(TASK PROMPT) Transcribe every line exactly. Leave the pictures behind.

(INPUT)
⟨

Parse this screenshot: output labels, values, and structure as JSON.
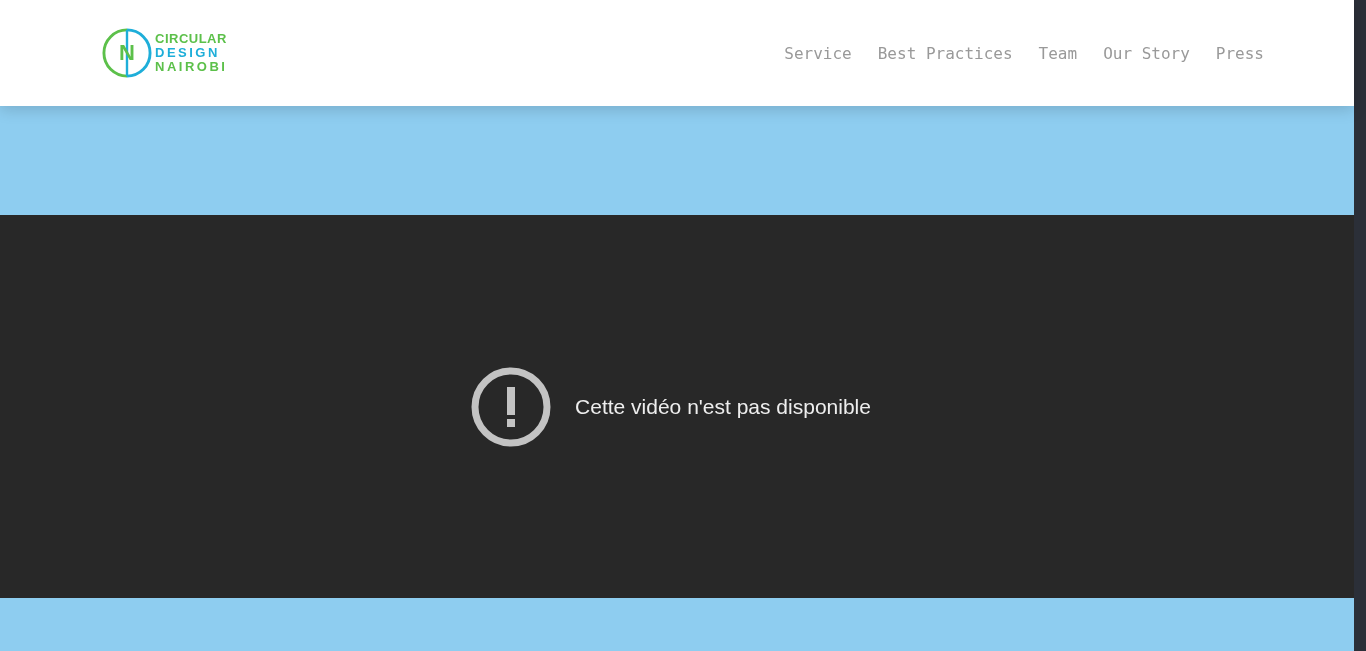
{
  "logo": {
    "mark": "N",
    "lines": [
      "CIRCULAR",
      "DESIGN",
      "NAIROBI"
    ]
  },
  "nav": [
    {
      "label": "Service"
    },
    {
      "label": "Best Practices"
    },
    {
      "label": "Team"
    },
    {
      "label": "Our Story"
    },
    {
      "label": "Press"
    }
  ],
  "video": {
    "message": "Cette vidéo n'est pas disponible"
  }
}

⟩

(OUTPUT FOR THIS TASK)
Parse this screenshot: output labels, values, and structure as JSON.
{
  "logo": {
    "mark": "N",
    "lines": [
      "CIRCULAR",
      "DESIGN",
      "NAIROBI"
    ]
  },
  "nav": [
    {
      "label": "Service"
    },
    {
      "label": "Best Practices"
    },
    {
      "label": "Team"
    },
    {
      "label": "Our Story"
    },
    {
      "label": "Press"
    }
  ],
  "video": {
    "message": "Cette vidéo n'est pas disponible"
  }
}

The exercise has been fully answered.